=== Data shown ===

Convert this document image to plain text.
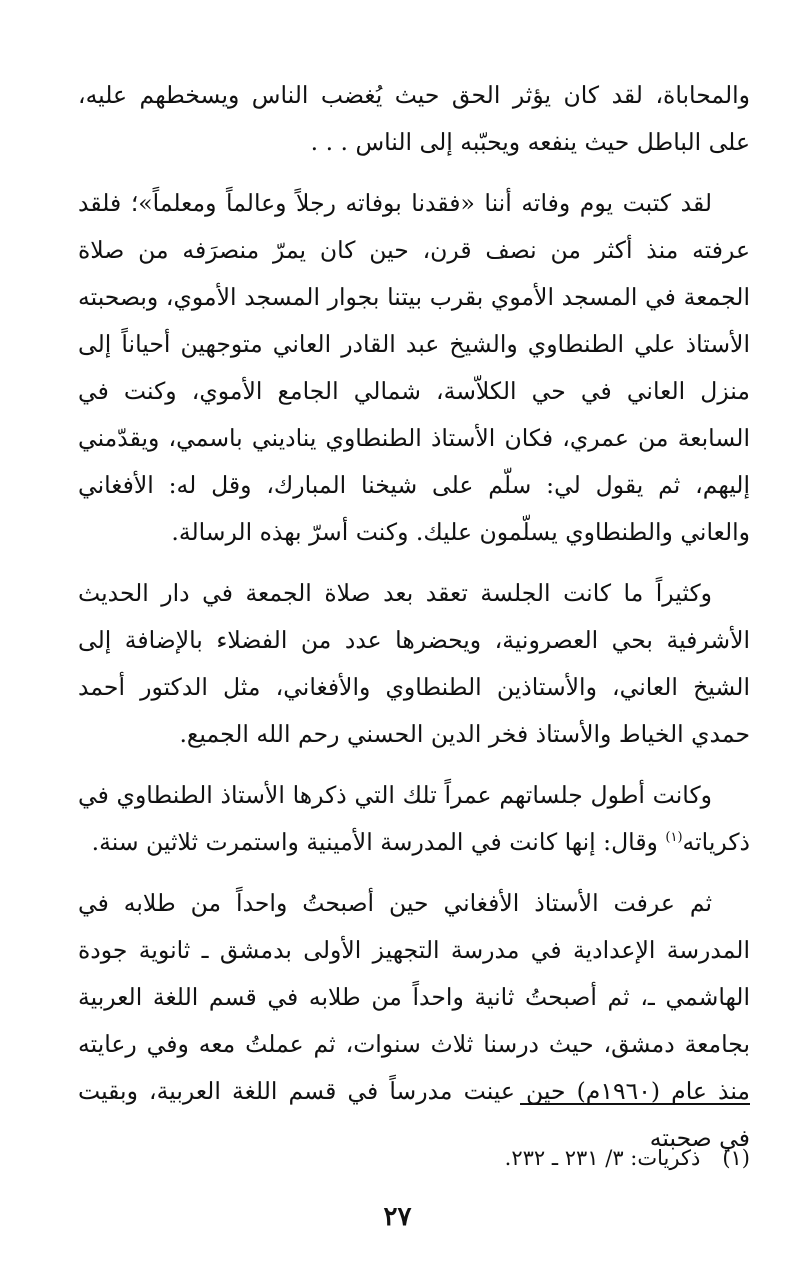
والمحاباة، لقد كان يؤثر الحق حيث يُغضب الناس ويسخطهم عليه، على الباطل حيث ينفعه ويحبّبه إلى الناس . . .

لقد كتبت يوم وفاته أننا «فقدنا بوفاته رجلاً وعالماً ومعلماً»؛ فلقد عرفته منذ أكثر من نصف قرن، حين كان يمرّ منصرَفه من صلاة الجمعة في المسجد الأموي بقرب بيتنا بجوار المسجد الأموي، وبصحبته الأستاذ علي الطنطاوي والشيخ عبد القادر العاني متوجهين أحياناً إلى منزل العاني في حي الكلاّسة، شمالي الجامع الأموي، وكنت في السابعة من عمري، فكان الأستاذ الطنطاوي يناديني باسمي، ويقدّمني إليهم، ثم يقول لي: سلّم على شيخنا المبارك، وقل له: الأفغاني والعاني والطنطاوي يسلّمون عليك. وكنت أسرّ بهذه الرسالة.

وكثيراً ما كانت الجلسة تعقد بعد صلاة الجمعة في دار الحديث الأشرفية بحي العصرونية، ويحضرها عدد من الفضلاء بالإضافة إلى الشيخ العاني، والأستاذين الطنطاوي والأفغاني، مثل الدكتور أحمد حمدي الخياط والأستاذ فخر الدين الحسني رحم الله الجميع.

وكانت أطول جلساتهم عمراً تلك التي ذكرها الأستاذ الطنطاوي في ذكرياته$^{(١)}$ وقال: إنها كانت في المدرسة الأمينية واستمرت ثلاثين سنة.

ثم عرفت الأستاذ الأفغاني حين أصبحتُ واحداً من طلابه في المدرسة الإعدادية في مدرسة التجهيز الأولى بدمشق ـ ثانوية جودة الهاشمي ـ، ثم أصبحتُ ثانية واحداً من طلابه في قسم اللغة العربية بجامعة دمشق، حيث درسنا ثلاث سنوات، ثم عملتُ معه وفي رعايته منذ عام (١٩٦٠م) حين عينت مدرساً في قسم اللغة العربية، وبقيت في صحبته

(١)ذكريات: ٣/ ٢٣١ ـ ٢٣٢.
٢٧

===

Copy the whole listing above word for word but do not carry over the pictures.

Convert this document image to plain text.
والمحاباة، لقد كان يؤثر الحق حيث يُغضب الناس ويسخطهم عليه، على الباطل حيث ينفعه ويحبّبه إلى الناس . . .

لقد كتبت يوم وفاته أننا «فقدنا بوفاته رجلاً وعالماً ومعلماً»؛ فلقد عرفته منذ أكثر من نصف قرن، حين كان يمرّ منصرَفه من صلاة الجمعة في المسجد الأموي بقرب بيتنا بجوار المسجد الأموي، وبصحبته الأستاذ علي الطنطاوي والشيخ عبد القادر العاني متوجهين أحياناً إلى منزل العاني في حي الكلاّسة، شمالي الجامع الأموي، وكنت في السابعة من عمري، فكان الأستاذ الطنطاوي يناديني باسمي، ويقدّمني إليهم، ثم يقول لي: سلّم على شيخنا المبارك، وقل له: الأفغاني والعاني والطنطاوي يسلّمون عليك. وكنت أسرّ بهذه الرسالة.

وكثيراً ما كانت الجلسة تعقد بعد صلاة الجمعة في دار الحديث الأشرفية بحي العصرونية، ويحضرها عدد من الفضلاء بالإضافة إلى الشيخ العاني، والأستاذين الطنطاوي والأفغاني، مثل الدكتور أحمد حمدي الخياط والأستاذ فخر الدين الحسني رحم الله الجميع.

وكانت أطول جلساتهم عمراً تلك التي ذكرها الأستاذ الطنطاوي في ذكرياته$^{(١)}$ وقال: إنها كانت في المدرسة الأمينية واستمرت ثلاثين سنة.

ثم عرفت الأستاذ الأفغاني حين أصبحتُ واحداً من طلابه في المدرسة الإعدادية في مدرسة التجهيز الأولى بدمشق ـ ثانوية جودة الهاشمي ـ، ثم أصبحتُ ثانية واحداً من طلابه في قسم اللغة العربية بجامعة دمشق، حيث درسنا ثلاث سنوات، ثم عملتُ معه وفي رعايته منذ عام (١٩٦٠م) حين عينت مدرساً في قسم اللغة العربية، وبقيت في صحبته

(١)ذكريات: ٣/ ٢٣١ ـ ٢٣٢.
٢٧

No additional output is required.